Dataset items
########
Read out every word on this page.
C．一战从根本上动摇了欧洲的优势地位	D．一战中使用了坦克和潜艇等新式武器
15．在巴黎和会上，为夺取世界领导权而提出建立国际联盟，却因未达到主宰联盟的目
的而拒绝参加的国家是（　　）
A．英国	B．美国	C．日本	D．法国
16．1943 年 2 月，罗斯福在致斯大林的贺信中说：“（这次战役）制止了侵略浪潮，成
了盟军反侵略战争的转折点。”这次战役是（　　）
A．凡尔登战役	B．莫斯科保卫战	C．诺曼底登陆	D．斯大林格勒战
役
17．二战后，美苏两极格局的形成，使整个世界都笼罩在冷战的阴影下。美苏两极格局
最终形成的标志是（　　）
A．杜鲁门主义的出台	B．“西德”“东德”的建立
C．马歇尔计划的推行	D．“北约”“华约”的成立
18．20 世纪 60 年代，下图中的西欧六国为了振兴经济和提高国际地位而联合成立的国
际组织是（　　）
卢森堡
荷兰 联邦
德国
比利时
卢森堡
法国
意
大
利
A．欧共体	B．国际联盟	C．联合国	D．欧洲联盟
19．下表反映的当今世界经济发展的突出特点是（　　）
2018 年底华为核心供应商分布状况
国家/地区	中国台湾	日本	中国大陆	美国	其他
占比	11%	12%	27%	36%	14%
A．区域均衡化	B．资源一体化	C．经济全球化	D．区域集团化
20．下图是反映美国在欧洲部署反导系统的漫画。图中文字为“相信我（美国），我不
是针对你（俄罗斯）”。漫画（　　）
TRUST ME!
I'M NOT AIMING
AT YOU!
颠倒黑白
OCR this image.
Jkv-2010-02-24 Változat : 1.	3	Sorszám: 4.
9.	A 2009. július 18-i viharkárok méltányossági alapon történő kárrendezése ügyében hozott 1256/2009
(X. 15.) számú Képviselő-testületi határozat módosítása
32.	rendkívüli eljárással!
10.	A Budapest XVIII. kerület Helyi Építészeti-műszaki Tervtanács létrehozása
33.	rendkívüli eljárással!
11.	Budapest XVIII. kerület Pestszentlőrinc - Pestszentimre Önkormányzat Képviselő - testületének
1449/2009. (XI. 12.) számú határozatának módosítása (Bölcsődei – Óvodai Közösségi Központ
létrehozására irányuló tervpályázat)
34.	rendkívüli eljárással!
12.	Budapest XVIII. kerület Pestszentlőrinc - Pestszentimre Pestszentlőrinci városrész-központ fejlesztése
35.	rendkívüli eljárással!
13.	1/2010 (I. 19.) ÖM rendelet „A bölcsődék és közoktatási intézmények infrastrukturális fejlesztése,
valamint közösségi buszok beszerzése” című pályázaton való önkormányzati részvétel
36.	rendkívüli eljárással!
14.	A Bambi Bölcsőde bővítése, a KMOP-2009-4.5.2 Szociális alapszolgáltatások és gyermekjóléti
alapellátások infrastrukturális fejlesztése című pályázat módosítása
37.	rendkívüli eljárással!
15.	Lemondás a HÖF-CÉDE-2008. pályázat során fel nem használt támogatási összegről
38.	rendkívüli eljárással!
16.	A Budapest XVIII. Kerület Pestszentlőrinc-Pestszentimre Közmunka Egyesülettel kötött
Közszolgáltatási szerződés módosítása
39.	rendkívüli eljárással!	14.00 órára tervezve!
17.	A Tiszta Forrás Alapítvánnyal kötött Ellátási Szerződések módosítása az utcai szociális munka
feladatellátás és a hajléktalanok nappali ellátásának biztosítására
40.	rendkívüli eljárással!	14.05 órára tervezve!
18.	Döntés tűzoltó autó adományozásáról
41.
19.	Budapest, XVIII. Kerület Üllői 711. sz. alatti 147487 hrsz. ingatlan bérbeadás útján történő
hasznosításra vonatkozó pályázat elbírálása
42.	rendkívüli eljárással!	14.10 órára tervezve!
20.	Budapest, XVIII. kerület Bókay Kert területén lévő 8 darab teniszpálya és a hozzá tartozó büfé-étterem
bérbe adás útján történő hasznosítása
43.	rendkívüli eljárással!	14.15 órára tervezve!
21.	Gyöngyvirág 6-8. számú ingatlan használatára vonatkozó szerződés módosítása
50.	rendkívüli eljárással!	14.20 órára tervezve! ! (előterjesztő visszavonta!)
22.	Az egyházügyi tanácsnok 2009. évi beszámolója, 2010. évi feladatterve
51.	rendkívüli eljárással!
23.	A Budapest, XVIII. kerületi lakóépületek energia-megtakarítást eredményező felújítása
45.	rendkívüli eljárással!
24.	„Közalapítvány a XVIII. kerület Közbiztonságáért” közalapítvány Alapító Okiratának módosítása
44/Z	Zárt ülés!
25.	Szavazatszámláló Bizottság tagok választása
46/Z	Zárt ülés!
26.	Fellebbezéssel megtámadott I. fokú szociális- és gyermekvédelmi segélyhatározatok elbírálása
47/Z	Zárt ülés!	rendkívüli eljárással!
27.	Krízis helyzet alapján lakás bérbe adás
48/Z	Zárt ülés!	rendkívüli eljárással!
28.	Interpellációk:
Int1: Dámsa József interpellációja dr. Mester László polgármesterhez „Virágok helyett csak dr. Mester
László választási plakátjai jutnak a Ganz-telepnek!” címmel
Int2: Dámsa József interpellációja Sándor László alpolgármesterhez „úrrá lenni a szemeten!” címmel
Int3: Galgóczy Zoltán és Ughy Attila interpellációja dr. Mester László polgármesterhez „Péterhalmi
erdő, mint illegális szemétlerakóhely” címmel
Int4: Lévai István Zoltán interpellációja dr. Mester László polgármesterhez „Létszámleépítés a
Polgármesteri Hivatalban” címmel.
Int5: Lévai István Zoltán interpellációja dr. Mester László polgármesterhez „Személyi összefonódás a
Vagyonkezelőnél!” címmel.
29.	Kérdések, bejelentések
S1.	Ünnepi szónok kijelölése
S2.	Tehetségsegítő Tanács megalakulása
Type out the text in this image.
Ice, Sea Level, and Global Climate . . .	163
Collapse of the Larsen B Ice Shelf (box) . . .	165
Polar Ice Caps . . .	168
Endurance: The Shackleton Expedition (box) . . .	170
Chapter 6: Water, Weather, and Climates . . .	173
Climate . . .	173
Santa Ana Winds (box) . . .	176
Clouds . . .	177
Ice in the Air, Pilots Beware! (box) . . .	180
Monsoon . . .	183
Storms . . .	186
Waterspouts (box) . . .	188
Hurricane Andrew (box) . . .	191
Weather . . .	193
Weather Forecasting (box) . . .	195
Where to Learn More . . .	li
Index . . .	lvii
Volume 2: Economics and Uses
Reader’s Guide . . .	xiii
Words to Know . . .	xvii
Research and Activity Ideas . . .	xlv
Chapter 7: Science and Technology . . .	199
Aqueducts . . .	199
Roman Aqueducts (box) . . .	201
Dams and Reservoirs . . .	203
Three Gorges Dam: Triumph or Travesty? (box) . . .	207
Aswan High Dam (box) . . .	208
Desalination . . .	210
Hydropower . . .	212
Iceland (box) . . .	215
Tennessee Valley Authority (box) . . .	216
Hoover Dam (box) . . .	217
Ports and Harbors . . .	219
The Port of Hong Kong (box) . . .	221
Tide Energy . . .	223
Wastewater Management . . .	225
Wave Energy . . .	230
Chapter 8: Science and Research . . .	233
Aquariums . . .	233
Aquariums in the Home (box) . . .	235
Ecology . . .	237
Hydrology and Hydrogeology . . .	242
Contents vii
########
## EXERCISE GOAL
Copy each line from the records above that includes the string "Pestszentimre".

## FINAL RESULT
11.	Budapest XVIII. kerület Pestszentlőrinc - Pestszentimre Önkormányzat Képviselő - testületének
12.	Budapest XVIII. kerület Pestszentlőrinc - Pestszentimre Pestszentlőrinci városrész-központ fejlesztése
16.	A Budapest XVIII. Kerület Pestszentlőrinc-Pestszentimre Közmunka Egyesülettel kötött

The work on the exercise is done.